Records

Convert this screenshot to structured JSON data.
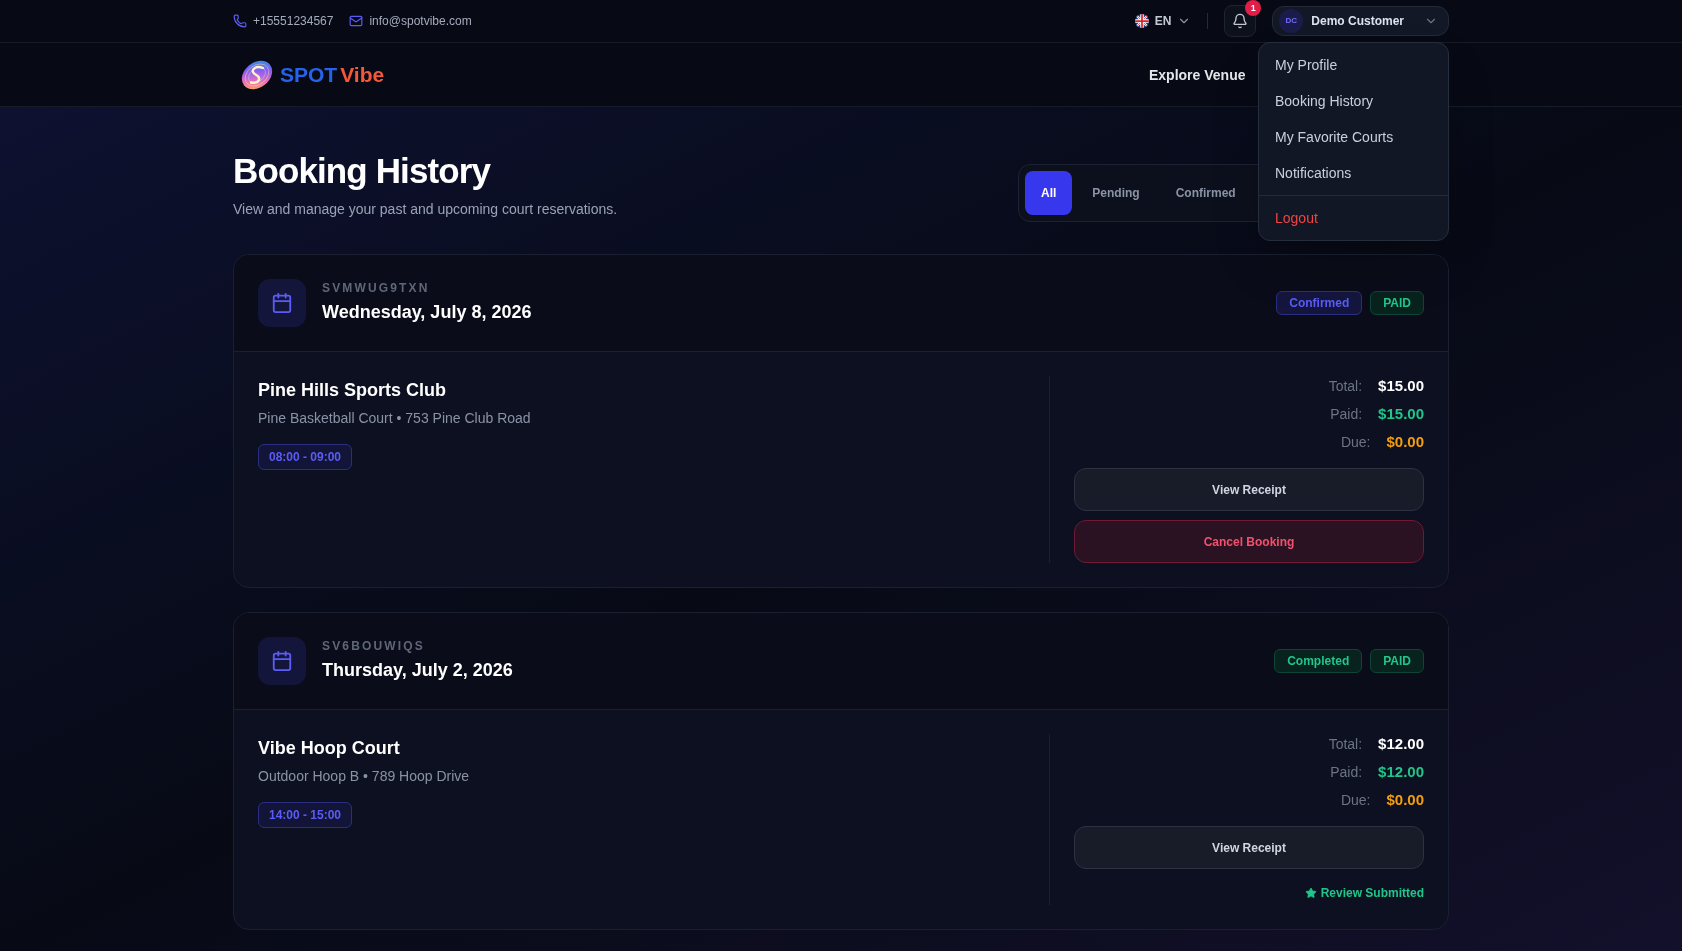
{
  "top_bar": {
    "phone": "+15551234567",
    "email": "info@spotvibe.com",
    "language": "EN",
    "notification_count": "1",
    "user": {
      "initials": "DC",
      "name": "Demo Customer",
      "menu_open": true
    }
  },
  "user_menu": [
    {
      "label": "My Profile",
      "kind": "item"
    },
    {
      "label": "Booking History",
      "kind": "item"
    },
    {
      "label": "My Favorite Courts",
      "kind": "item"
    },
    {
      "label": "Notifications",
      "kind": "item"
    },
    {
      "label": "Logout",
      "kind": "danger"
    }
  ],
  "logo": {
    "primary": "SPOT",
    "accent": "Vibe"
  },
  "nav_links": [
    "Explore Venue"
  ],
  "page": {
    "title": "Booking History",
    "subtitle": "View and manage your past and upcoming court reservations."
  },
  "filter_tabs": [
    {
      "label": "All",
      "selected": true
    },
    {
      "label": "Pending",
      "selected": false
    },
    {
      "label": "Confirmed",
      "selected": false
    }
  ],
  "bookings": [
    {
      "code": "SVMWUG9TXN",
      "date": "Wednesday, July 8, 2026",
      "status": {
        "label": "Confirmed",
        "kind": "confirmed"
      },
      "payment": {
        "label": "PAID",
        "kind": "paid"
      },
      "venue": "Pine Hills Sports Club",
      "details": "Pine Basketball Court • 753 Pine Club Road",
      "time": "08:00 - 09:00",
      "amounts": [
        {
          "label": "Total:",
          "value": "$15.00",
          "kind": "total"
        },
        {
          "label": "Paid:",
          "value": "$15.00",
          "kind": "paid"
        },
        {
          "label": "Due:",
          "value": "$0.00",
          "kind": "due"
        }
      ],
      "actions": [
        {
          "label": "View Receipt",
          "kind": "secondary"
        },
        {
          "label": "Cancel Booking",
          "kind": "danger"
        }
      ]
    },
    {
      "code": "SV6BOUWIQS",
      "date": "Thursday, July 2, 2026",
      "status": {
        "label": "Completed",
        "kind": "completed"
      },
      "payment": {
        "label": "PAID",
        "kind": "paid"
      },
      "venue": "Vibe Hoop Court",
      "details": "Outdoor Hoop B • 789 Hoop Drive",
      "time": "14:00 - 15:00",
      "amounts": [
        {
          "label": "Total:",
          "value": "$12.00",
          "kind": "total"
        },
        {
          "label": "Paid:",
          "value": "$12.00",
          "kind": "paid"
        },
        {
          "label": "Due:",
          "value": "$0.00",
          "kind": "due"
        }
      ],
      "actions": [
        {
          "label": "View Receipt",
          "kind": "secondary"
        }
      ],
      "review": {
        "label": "Review Submitted"
      }
    }
  ]
}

REQUIRED TASK — Write out all the entries exactly, except for the pictures.

WRITTEN SOLUTION —
Convert this screenshot to structured JSON data.
{
  "top_bar": {
    "phone": "+15551234567",
    "email": "info@spotvibe.com",
    "language": "EN",
    "notification_count": "1",
    "user": {
      "initials": "DC",
      "name": "Demo Customer",
      "menu_open": true
    }
  },
  "user_menu": [
    {
      "label": "My Profile",
      "kind": "item"
    },
    {
      "label": "Booking History",
      "kind": "item"
    },
    {
      "label": "My Favorite Courts",
      "kind": "item"
    },
    {
      "label": "Notifications",
      "kind": "item"
    },
    {
      "label": "Logout",
      "kind": "danger"
    }
  ],
  "logo": {
    "primary": "SPOT",
    "accent": "Vibe"
  },
  "nav_links": [
    "Explore Venue"
  ],
  "page": {
    "title": "Booking History",
    "subtitle": "View and manage your past and upcoming court reservations."
  },
  "filter_tabs": [
    {
      "label": "All",
      "selected": true
    },
    {
      "label": "Pending",
      "selected": false
    },
    {
      "label": "Confirmed",
      "selected": false
    }
  ],
  "bookings": [
    {
      "code": "SVMWUG9TXN",
      "date": "Wednesday, July 8, 2026",
      "status": {
        "label": "Confirmed",
        "kind": "confirmed"
      },
      "payment": {
        "label": "PAID",
        "kind": "paid"
      },
      "venue": "Pine Hills Sports Club",
      "details": "Pine Basketball Court • 753 Pine Club Road",
      "time": "08:00 - 09:00",
      "amounts": [
        {
          "label": "Total:",
          "value": "$15.00",
          "kind": "total"
        },
        {
          "label": "Paid:",
          "value": "$15.00",
          "kind": "paid"
        },
        {
          "label": "Due:",
          "value": "$0.00",
          "kind": "due"
        }
      ],
      "actions": [
        {
          "label": "View Receipt",
          "kind": "secondary"
        },
        {
          "label": "Cancel Booking",
          "kind": "danger"
        }
      ]
    },
    {
      "code": "SV6BOUWIQS",
      "date": "Thursday, July 2, 2026",
      "status": {
        "label": "Completed",
        "kind": "completed"
      },
      "payment": {
        "label": "PAID",
        "kind": "paid"
      },
      "venue": "Vibe Hoop Court",
      "details": "Outdoor Hoop B • 789 Hoop Drive",
      "time": "14:00 - 15:00",
      "amounts": [
        {
          "label": "Total:",
          "value": "$12.00",
          "kind": "total"
        },
        {
          "label": "Paid:",
          "value": "$12.00",
          "kind": "paid"
        },
        {
          "label": "Due:",
          "value": "$0.00",
          "kind": "due"
        }
      ],
      "actions": [
        {
          "label": "View Receipt",
          "kind": "secondary"
        }
      ],
      "review": {
        "label": "Review Submitted"
      }
    }
  ]
}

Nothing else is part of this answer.